_EXERCISE PROMPT_: Reproduce the data below verbatim from the line containing "Transcribe the text in this document." through its final line, and produce nothing more.

_RECORD EXTRACTS_:
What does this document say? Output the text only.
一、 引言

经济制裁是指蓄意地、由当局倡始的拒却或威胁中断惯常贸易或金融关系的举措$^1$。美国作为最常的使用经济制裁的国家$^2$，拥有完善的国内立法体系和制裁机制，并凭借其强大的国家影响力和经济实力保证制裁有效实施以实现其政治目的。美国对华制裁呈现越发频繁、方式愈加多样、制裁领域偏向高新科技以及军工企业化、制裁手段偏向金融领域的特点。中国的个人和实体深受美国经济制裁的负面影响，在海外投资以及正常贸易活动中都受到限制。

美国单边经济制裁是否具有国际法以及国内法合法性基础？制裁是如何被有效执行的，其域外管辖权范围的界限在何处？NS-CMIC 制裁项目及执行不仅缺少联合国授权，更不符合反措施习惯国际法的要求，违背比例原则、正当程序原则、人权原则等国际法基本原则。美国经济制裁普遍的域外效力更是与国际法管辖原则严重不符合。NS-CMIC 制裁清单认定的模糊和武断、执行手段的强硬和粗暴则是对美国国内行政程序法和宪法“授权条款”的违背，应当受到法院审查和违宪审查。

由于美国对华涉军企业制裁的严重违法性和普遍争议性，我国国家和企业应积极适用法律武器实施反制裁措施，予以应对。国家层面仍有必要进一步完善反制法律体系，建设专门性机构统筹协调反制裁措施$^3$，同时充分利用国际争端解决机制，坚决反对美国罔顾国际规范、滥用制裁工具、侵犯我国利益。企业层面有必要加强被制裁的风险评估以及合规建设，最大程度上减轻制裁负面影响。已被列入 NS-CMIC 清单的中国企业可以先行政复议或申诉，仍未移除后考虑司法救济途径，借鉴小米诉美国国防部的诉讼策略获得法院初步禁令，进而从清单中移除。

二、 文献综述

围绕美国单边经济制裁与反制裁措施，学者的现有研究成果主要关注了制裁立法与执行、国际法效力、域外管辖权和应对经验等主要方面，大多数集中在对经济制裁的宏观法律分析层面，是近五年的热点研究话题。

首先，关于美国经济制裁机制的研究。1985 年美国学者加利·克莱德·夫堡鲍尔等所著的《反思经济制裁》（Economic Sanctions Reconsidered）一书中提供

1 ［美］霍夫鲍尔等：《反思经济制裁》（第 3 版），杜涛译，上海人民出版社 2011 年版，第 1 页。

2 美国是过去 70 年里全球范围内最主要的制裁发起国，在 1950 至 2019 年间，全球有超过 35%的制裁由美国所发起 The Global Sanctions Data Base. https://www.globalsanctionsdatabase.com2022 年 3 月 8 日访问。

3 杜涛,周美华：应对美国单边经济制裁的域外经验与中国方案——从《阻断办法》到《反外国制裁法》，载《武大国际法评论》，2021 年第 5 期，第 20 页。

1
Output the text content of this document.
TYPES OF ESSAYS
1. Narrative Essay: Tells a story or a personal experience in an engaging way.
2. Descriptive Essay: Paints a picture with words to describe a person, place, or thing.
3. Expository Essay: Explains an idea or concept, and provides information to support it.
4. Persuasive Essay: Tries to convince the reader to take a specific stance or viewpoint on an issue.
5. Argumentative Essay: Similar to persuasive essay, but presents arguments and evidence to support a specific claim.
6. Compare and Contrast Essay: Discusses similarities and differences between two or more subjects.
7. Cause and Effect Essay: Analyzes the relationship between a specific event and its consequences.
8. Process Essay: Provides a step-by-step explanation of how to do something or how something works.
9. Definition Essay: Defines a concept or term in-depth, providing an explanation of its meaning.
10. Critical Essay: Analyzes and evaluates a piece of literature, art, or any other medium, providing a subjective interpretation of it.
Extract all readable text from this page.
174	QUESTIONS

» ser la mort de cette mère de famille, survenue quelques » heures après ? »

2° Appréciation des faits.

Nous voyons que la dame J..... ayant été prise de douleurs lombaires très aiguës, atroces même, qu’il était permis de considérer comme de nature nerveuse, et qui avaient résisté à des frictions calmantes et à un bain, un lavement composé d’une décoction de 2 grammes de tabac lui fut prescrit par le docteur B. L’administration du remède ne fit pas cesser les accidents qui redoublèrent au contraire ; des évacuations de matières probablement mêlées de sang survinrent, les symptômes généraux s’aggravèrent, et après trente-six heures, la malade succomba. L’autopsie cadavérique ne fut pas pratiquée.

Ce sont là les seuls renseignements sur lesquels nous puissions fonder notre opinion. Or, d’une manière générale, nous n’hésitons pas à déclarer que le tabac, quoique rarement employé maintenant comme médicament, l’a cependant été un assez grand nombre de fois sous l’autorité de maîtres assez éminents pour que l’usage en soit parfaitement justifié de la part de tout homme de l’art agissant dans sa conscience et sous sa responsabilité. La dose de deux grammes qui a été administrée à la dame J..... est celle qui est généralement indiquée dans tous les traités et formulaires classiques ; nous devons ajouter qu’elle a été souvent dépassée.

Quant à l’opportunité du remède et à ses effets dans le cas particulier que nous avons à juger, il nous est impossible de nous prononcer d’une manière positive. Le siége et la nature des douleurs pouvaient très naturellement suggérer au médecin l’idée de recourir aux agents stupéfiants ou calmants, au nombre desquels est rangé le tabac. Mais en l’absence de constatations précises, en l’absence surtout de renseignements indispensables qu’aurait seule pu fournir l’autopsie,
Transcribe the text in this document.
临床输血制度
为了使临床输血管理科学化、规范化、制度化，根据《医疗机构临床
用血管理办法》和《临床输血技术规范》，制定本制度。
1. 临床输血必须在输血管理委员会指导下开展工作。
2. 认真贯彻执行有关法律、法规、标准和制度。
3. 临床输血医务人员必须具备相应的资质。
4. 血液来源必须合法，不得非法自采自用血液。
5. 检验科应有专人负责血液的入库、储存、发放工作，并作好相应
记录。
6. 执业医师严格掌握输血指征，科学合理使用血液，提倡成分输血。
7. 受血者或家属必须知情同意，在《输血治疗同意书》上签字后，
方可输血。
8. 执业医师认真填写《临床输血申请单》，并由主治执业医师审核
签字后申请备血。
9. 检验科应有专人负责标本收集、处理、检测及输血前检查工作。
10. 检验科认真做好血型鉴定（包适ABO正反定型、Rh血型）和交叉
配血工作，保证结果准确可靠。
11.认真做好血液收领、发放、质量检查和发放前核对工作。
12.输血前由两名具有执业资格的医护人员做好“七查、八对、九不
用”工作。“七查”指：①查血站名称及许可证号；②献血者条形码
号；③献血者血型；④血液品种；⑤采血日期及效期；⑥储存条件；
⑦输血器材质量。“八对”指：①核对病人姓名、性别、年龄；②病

_TASK RESULT_:
Transcribe the text in this document.
临床输血制度
为了使临床输血管理科学化、规范化、制度化，根据《医疗机构临床
用血管理办法》和《临床输血技术规范》，制定本制度。
1. 临床输血必须在输血管理委员会指导下开展工作。
2. 认真贯彻执行有关法律、法规、标准和制度。
3. 临床输血医务人员必须具备相应的资质。
4. 血液来源必须合法，不得非法自采自用血液。
5. 检验科应有专人负责血液的入库、储存、发放工作，并作好相应
记录。
6. 执业医师严格掌握输血指征，科学合理使用血液，提倡成分输血。
7. 受血者或家属必须知情同意，在《输血治疗同意书》上签字后，
方可输血。
8. 执业医师认真填写《临床输血申请单》，并由主治执业医师审核
签字后申请备血。
9. 检验科应有专人负责标本收集、处理、检测及输血前检查工作。
10. 检验科认真做好血型鉴定（包适ABO正反定型、Rh血型）和交叉
配血工作，保证结果准确可靠。
11.认真做好血液收领、发放、质量检查和发放前核对工作。
12.输血前由两名具有执业资格的医护人员做好“七查、八对、九不
用”工作。“七查”指：①查血站名称及许可证号；②献血者条形码
号；③献血者血型；④血液品种；⑤采血日期及效期；⑥储存条件；
⑦输血器材质量。“八对”指：①核对病人姓名、性别、年龄；②病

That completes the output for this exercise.